EXERCISE PROMPT. Copy out each line of the entries where the word "letter" is present.

--- DATASET EXTRACT Enclosed Below ---

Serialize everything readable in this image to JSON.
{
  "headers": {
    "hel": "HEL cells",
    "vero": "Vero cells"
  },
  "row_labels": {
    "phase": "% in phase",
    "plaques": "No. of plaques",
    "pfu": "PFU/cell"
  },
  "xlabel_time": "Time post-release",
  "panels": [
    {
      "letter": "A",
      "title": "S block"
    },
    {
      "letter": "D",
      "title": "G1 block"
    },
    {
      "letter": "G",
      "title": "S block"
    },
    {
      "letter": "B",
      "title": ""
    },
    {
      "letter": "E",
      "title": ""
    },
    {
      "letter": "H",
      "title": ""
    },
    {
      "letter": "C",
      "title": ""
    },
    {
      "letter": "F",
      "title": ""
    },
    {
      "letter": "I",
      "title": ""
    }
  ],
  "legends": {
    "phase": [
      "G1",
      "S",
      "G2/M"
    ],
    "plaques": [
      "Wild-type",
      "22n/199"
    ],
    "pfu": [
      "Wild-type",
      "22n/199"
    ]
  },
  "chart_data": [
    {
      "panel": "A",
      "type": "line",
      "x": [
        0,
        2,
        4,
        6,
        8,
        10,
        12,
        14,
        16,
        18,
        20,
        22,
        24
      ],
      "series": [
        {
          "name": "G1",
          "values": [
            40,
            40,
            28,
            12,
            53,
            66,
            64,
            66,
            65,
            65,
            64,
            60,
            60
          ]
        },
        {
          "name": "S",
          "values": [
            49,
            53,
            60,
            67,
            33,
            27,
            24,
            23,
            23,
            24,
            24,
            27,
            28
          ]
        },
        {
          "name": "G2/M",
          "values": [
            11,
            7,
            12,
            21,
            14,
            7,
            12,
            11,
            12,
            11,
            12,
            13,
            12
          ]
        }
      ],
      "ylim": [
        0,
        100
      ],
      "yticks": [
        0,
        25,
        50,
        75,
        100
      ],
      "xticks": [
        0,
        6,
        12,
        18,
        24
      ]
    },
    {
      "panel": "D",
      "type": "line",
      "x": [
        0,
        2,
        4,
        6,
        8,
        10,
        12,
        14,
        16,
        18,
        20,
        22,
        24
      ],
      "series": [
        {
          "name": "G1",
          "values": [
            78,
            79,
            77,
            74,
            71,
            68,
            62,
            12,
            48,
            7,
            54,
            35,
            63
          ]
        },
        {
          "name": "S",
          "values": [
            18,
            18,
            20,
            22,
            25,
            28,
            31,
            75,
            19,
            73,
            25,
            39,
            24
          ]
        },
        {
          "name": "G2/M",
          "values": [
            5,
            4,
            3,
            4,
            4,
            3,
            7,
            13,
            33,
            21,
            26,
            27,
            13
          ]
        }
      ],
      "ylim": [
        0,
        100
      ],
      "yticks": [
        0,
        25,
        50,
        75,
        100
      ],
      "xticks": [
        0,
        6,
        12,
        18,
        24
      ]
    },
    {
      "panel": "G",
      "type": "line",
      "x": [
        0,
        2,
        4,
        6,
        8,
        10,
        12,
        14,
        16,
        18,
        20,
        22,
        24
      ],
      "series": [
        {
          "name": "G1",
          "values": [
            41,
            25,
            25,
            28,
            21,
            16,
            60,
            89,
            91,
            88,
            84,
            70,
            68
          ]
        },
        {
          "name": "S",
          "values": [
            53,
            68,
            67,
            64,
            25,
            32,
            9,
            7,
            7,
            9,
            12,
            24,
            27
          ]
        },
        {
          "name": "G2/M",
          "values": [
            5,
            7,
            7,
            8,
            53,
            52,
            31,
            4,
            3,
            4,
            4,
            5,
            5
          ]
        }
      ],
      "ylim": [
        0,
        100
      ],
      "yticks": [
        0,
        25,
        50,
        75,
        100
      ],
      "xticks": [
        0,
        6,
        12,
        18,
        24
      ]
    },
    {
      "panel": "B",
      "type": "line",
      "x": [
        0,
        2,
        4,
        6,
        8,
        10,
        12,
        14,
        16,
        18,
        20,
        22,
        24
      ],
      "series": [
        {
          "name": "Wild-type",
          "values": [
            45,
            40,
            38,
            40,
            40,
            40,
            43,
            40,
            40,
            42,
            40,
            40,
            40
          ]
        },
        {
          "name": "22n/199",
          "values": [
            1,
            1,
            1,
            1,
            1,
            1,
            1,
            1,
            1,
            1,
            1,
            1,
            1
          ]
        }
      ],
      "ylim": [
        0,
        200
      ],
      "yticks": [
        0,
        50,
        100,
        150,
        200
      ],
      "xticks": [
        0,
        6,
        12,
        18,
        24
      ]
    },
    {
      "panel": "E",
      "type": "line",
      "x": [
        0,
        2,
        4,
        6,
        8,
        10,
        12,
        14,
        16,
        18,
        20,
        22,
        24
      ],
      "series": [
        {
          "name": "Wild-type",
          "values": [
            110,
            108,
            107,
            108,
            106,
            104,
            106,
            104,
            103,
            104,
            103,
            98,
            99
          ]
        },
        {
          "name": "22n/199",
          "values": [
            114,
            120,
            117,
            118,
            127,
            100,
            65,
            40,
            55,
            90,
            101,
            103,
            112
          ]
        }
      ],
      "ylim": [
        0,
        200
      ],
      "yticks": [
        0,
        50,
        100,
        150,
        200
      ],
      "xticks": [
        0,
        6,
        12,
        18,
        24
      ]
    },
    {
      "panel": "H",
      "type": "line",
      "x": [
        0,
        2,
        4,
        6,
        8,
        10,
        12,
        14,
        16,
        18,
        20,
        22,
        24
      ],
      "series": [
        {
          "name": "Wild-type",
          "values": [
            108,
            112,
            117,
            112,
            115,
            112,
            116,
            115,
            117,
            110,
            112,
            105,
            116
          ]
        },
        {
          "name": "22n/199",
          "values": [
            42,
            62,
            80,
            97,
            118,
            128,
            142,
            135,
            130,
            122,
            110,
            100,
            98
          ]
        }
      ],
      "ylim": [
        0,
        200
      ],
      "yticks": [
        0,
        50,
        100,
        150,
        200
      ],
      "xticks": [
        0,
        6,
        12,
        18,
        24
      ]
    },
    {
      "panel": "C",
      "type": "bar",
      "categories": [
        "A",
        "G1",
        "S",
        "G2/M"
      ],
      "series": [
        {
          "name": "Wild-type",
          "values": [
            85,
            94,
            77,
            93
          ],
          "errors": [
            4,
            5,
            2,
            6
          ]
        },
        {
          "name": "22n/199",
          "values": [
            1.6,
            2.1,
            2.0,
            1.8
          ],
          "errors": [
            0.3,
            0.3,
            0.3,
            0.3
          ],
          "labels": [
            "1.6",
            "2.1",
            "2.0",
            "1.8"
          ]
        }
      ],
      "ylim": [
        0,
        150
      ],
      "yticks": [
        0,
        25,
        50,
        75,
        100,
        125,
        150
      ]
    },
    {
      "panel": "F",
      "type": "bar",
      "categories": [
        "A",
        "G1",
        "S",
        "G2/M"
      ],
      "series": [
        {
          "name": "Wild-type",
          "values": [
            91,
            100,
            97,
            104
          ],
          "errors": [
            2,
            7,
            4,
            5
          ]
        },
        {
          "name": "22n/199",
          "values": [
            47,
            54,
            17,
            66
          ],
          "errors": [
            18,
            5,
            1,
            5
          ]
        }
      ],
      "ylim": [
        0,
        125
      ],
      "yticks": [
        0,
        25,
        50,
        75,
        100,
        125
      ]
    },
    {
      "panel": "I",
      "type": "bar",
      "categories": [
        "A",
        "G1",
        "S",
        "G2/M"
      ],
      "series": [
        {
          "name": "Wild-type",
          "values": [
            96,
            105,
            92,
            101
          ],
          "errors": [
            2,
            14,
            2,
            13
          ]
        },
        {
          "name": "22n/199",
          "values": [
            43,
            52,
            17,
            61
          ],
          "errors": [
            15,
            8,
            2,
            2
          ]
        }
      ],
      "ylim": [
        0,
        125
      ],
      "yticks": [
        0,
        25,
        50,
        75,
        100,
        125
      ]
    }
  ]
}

--- End of Enclosed DATASET EXTRACT ---

TASK RESPONSE.
      "letter": "A",
      "letter": "D",
      "letter": "G",
      "letter": "B",
      "letter": "E",
      "letter": "H",
      "letter": "C",
      "letter": "F",
      "letter": "I",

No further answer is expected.